## Start

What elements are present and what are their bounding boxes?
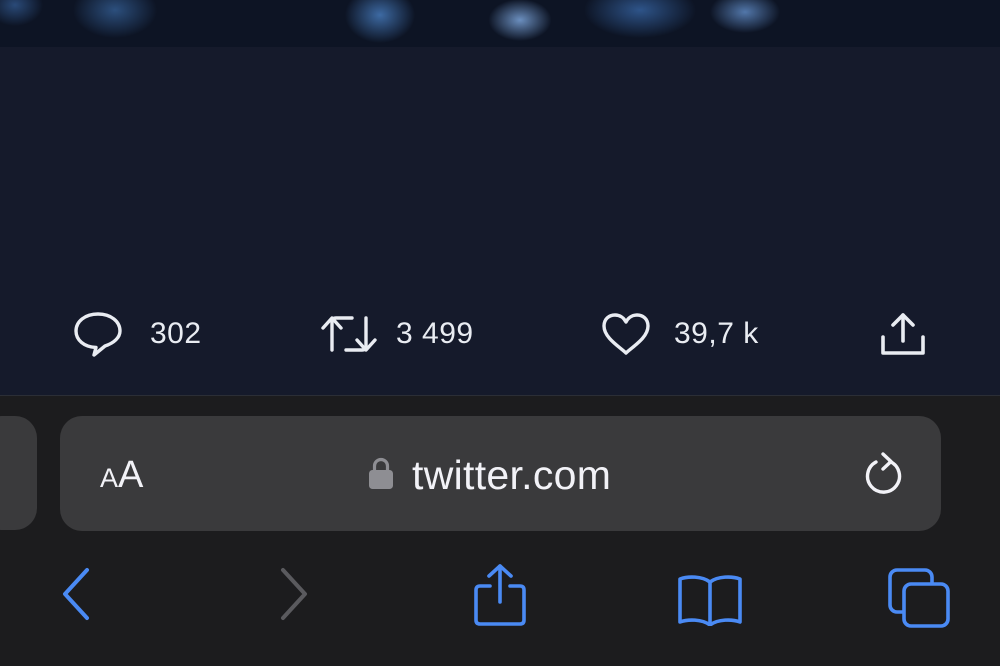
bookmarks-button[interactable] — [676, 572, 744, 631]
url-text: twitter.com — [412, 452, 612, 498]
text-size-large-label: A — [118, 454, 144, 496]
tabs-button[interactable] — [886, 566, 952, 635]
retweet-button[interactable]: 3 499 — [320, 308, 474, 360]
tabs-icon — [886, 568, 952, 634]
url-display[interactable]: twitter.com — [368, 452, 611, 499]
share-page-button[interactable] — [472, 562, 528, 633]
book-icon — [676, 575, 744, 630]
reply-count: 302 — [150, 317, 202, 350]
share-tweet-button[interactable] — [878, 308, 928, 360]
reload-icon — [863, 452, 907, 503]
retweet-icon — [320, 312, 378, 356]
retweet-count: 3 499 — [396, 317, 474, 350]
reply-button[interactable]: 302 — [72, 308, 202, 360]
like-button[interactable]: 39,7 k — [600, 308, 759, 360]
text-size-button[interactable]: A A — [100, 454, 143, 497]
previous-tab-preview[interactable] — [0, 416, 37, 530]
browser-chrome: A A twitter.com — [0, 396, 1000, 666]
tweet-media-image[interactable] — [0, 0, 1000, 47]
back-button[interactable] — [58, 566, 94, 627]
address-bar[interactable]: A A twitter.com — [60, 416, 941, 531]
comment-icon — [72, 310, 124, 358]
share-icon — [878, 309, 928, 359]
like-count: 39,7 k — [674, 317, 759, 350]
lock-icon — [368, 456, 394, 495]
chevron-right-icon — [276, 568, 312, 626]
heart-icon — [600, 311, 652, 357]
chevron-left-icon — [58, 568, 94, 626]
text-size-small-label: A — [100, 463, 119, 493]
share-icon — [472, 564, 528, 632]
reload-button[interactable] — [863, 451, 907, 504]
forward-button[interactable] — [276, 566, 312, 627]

## End
## Start

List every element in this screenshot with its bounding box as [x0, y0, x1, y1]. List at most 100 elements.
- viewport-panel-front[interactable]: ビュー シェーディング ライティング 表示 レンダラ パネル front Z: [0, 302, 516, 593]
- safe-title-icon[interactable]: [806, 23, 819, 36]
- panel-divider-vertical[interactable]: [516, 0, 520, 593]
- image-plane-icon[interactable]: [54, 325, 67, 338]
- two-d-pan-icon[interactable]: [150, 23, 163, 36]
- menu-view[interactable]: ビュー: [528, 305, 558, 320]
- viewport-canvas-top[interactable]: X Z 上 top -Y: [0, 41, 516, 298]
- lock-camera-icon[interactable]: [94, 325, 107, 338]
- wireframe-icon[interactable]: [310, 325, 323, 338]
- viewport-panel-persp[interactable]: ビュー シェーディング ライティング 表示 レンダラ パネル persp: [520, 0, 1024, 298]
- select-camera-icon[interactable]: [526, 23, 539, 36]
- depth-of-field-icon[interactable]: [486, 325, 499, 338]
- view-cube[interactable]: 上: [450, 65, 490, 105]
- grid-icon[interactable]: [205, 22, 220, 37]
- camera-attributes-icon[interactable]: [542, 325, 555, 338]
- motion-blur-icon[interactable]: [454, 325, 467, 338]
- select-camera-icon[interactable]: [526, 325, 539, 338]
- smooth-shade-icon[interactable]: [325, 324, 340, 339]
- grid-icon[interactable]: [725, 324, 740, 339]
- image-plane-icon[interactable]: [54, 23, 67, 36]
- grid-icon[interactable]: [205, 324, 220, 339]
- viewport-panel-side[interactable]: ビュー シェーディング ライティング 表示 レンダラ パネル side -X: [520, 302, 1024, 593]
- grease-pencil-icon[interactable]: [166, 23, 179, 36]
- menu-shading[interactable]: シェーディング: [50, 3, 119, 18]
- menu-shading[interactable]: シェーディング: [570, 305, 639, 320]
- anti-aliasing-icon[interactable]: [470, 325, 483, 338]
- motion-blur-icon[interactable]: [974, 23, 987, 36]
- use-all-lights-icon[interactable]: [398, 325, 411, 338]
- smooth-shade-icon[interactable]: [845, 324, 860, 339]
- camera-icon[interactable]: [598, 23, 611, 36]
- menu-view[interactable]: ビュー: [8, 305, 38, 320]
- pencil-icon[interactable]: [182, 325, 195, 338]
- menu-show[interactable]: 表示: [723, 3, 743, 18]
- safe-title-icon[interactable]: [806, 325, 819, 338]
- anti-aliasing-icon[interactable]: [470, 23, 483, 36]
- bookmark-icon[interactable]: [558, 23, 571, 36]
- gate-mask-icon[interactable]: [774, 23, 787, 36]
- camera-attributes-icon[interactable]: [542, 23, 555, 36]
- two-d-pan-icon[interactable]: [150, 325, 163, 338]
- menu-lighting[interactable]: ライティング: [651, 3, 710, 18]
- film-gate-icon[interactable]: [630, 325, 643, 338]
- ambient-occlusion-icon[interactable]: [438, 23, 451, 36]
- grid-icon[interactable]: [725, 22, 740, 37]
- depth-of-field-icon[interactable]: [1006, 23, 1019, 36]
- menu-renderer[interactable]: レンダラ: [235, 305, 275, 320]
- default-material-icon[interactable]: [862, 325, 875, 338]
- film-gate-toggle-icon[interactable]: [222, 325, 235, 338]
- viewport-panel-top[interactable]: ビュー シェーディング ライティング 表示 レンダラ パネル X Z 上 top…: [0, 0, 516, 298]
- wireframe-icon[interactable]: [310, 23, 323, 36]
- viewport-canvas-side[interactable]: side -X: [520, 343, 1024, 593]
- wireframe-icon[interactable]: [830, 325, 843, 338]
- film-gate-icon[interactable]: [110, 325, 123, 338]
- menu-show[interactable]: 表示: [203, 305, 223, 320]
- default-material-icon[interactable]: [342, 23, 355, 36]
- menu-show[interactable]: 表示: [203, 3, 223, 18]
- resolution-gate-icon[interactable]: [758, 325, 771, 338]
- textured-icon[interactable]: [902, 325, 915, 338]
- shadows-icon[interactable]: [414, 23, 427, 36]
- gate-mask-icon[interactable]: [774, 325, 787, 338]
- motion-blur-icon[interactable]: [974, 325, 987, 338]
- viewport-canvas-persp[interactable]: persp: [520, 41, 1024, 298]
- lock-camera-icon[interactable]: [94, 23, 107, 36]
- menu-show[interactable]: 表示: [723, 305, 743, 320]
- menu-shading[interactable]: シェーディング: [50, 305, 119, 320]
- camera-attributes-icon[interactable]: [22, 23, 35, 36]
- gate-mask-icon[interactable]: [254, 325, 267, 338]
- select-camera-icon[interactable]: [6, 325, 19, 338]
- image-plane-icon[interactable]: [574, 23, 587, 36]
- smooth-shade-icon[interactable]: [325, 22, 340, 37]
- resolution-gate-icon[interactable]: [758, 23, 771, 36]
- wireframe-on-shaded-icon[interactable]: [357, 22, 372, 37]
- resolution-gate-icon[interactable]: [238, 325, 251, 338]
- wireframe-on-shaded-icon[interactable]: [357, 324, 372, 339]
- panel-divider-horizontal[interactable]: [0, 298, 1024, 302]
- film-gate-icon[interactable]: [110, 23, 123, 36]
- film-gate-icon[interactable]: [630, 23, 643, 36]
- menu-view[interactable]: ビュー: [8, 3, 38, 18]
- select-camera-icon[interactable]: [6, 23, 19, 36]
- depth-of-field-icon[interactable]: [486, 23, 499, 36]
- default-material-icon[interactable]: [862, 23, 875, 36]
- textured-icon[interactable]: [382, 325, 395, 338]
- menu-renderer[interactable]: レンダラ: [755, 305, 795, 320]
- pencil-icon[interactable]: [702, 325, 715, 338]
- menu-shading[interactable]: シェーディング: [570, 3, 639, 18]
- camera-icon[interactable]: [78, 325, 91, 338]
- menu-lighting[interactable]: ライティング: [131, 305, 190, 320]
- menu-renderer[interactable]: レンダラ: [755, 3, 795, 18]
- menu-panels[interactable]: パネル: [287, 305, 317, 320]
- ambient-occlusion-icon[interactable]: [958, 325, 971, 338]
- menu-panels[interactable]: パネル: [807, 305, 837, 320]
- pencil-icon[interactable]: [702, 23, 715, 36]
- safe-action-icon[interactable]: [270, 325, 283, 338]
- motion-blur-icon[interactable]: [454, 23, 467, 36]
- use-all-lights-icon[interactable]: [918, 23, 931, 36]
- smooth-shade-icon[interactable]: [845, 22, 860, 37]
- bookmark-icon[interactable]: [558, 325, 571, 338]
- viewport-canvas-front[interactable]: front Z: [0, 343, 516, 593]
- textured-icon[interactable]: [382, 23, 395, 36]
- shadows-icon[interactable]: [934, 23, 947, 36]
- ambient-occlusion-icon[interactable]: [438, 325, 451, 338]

## End
## Start

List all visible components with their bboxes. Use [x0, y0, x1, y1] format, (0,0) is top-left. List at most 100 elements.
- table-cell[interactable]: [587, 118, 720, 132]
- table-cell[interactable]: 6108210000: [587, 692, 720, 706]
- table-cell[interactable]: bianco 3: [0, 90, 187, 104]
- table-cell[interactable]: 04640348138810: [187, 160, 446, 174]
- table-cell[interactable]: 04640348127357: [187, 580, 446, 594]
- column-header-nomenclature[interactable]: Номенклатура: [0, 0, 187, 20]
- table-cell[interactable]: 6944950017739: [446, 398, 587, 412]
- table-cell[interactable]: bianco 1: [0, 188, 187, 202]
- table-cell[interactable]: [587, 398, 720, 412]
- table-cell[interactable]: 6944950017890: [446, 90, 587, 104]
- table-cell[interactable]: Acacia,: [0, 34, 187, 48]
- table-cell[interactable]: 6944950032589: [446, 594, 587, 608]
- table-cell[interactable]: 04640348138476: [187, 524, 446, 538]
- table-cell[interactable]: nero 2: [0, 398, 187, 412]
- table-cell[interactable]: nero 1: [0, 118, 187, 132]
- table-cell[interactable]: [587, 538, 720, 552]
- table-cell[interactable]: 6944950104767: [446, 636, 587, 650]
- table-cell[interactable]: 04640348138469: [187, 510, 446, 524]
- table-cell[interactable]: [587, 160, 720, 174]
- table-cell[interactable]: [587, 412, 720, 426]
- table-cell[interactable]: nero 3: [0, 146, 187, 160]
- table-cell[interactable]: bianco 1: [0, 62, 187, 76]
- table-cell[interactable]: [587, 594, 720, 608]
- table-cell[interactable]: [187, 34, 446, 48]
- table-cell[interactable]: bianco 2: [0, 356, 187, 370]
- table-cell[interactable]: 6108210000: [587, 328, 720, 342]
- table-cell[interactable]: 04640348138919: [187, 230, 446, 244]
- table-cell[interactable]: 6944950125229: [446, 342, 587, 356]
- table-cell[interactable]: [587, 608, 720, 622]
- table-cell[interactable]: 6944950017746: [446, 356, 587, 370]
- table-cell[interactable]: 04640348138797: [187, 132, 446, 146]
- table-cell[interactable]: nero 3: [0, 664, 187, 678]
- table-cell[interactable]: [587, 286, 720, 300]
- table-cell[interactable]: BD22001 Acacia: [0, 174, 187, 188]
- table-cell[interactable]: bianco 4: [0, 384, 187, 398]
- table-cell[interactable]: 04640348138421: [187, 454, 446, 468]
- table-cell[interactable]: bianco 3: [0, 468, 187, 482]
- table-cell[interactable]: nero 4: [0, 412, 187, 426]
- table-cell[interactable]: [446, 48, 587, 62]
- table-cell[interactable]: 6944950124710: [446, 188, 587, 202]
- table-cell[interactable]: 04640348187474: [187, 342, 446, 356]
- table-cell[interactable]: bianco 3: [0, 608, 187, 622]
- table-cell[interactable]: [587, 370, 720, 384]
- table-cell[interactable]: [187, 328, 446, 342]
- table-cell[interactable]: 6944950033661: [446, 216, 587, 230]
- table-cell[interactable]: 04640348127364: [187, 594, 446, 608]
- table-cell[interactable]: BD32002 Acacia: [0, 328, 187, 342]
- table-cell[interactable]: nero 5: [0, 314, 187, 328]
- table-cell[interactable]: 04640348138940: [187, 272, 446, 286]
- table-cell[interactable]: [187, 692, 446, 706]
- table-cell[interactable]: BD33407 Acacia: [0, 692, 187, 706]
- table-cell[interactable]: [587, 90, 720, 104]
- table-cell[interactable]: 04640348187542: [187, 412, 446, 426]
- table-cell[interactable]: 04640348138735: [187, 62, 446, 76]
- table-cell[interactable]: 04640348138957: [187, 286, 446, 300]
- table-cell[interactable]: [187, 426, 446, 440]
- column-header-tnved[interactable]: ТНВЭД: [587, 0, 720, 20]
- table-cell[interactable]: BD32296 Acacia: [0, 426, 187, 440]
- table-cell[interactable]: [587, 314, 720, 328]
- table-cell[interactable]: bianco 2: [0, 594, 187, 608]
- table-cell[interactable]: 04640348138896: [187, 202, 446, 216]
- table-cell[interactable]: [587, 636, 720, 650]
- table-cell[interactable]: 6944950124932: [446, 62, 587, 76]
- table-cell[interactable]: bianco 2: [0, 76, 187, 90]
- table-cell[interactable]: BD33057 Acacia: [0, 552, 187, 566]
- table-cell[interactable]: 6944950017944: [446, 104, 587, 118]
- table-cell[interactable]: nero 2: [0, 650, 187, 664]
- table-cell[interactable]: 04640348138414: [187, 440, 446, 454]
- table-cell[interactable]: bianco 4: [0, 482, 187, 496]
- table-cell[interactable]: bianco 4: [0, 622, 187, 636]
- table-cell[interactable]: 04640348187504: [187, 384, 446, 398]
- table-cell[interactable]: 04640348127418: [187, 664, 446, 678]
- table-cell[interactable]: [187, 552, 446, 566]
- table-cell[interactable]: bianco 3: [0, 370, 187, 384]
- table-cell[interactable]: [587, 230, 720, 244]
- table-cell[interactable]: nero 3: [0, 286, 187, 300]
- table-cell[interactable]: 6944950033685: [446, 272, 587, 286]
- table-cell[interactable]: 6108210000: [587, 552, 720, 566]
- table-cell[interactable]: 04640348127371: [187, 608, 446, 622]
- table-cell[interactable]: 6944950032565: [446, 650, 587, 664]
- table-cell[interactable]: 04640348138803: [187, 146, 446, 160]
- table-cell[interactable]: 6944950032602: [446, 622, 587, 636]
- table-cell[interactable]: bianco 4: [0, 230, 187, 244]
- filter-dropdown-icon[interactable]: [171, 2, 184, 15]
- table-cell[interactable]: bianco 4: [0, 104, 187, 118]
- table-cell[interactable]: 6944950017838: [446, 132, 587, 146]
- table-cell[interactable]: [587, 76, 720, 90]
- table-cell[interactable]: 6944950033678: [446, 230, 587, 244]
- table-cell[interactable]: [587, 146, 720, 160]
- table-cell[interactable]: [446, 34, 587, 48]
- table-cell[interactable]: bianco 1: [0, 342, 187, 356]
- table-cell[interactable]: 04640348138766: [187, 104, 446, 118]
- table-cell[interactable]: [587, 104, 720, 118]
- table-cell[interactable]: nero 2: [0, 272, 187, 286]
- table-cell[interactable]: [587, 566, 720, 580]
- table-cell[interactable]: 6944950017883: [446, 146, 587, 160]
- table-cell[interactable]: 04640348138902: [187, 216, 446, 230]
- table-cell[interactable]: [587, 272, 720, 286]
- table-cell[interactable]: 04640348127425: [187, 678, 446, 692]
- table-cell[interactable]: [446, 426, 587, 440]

## End

GIVEN INSTRUCTION: Convert the items from the line with "List every element" up to and including the line with "- safe-title-icon[interactable]: [806, 325, 819, 338]" into a Markdown table with the columns Number and Line. Leave out blank lines.

RESULT OF THE EXERCISE:
| Number | Line |
|---|---|
| 1 | List every element in this screenshot with its bounding box as [x0, y0, x1, y1]. List at most 100 elements. |
| 2 | - viewport-panel-front[interactable]: ビュー シェーディング ライティング 表示 レンダラ パネル front Z: [0, 302, 516, 593] |
| 3 | - safe-title-icon[interactable]: [806, 23, 819, 36] |
| 4 | - panel-divider-vertical[interactable]: [516, 0, 520, 593] |
| 5 | - image-plane-icon[interactable]: [54, 325, 67, 338] |
| 6 | - two-d-pan-icon[interactable]: [150, 23, 163, 36] |
| 7 | - menu-view[interactable]: ビュー: [528, 305, 558, 320] |
| 8 | - viewport-canvas-top[interactable]: X Z 上 top -Y: [0, 41, 516, 298] |
| 9 | - lock-camera-icon[interactable]: [94, 325, 107, 338] |
| 10 | - wireframe-icon[interactable]: [310, 325, 323, 338] |
| 11 | - viewport-panel-persp[interactable]: ビュー シェーディング ライティング 表示 レンダラ パネル persp: [520, 0, 1024, 298] |
| 12 | - select-camera-icon[interactable]: [526, 23, 539, 36] |
| 13 | - depth-of-field-icon[interactable]: [486, 325, 499, 338] |
| 14 | - view-cube[interactable]: 上: [450, 65, 490, 105] |
| 15 | - grid-icon[interactable]: [205, 22, 220, 37] |
| 16 | - camera-attributes-icon[interactable]: [542, 325, 555, 338] |
| 17 | - motion-blur-icon[interactable]: [454, 325, 467, 338] |
| 18 | - select-camera-icon[interactable]: [526, 325, 539, 338] |
| 19 | - smooth-shade-icon[interactable]: [325, 324, 340, 339] |
| 20 | - grid-icon[interactable]: [725, 324, 740, 339] |
| 21 | - image-plane-icon[interactable]: [54, 23, 67, 36] |
| 22 | - grid-icon[interactable]: [205, 324, 220, 339] |
| 23 | - viewport-panel-side[interactable]: ビュー シェーディング ライティング 表示 レンダラ パネル side -X: [520, 302, 1024, 593] |
| 24 | - grease-pencil-icon[interactable]: [166, 23, 179, 36] |
| 25 | - menu-shading[interactable]: シェーディング: [50, 3, 119, 18] |
| 26 | - menu-shading[interactable]: シェーディング: [570, 305, 639, 320] |
| 27 | - anti-aliasing-icon[interactable]: [470, 325, 483, 338] |
| 28 | - motion-blur-icon[interactable]: [974, 23, 987, 36] |
| 29 | - use-all-lights-icon[interactable]: [398, 325, 411, 338] |
| 30 | - smooth-shade-icon[interactable]: [845, 324, 860, 339] |
| 31 | - camera-icon[interactable]: [598, 23, 611, 36] |
| 32 | - menu-view[interactable]: ビュー: [8, 305, 38, 320] |
| 33 | - pencil-icon[interactable]: [182, 325, 195, 338] |
| 34 | - menu-show[interactable]: 表示: [723, 3, 743, 18] |
| 35 | - safe-title-icon[interactable]: [806, 325, 819, 338] |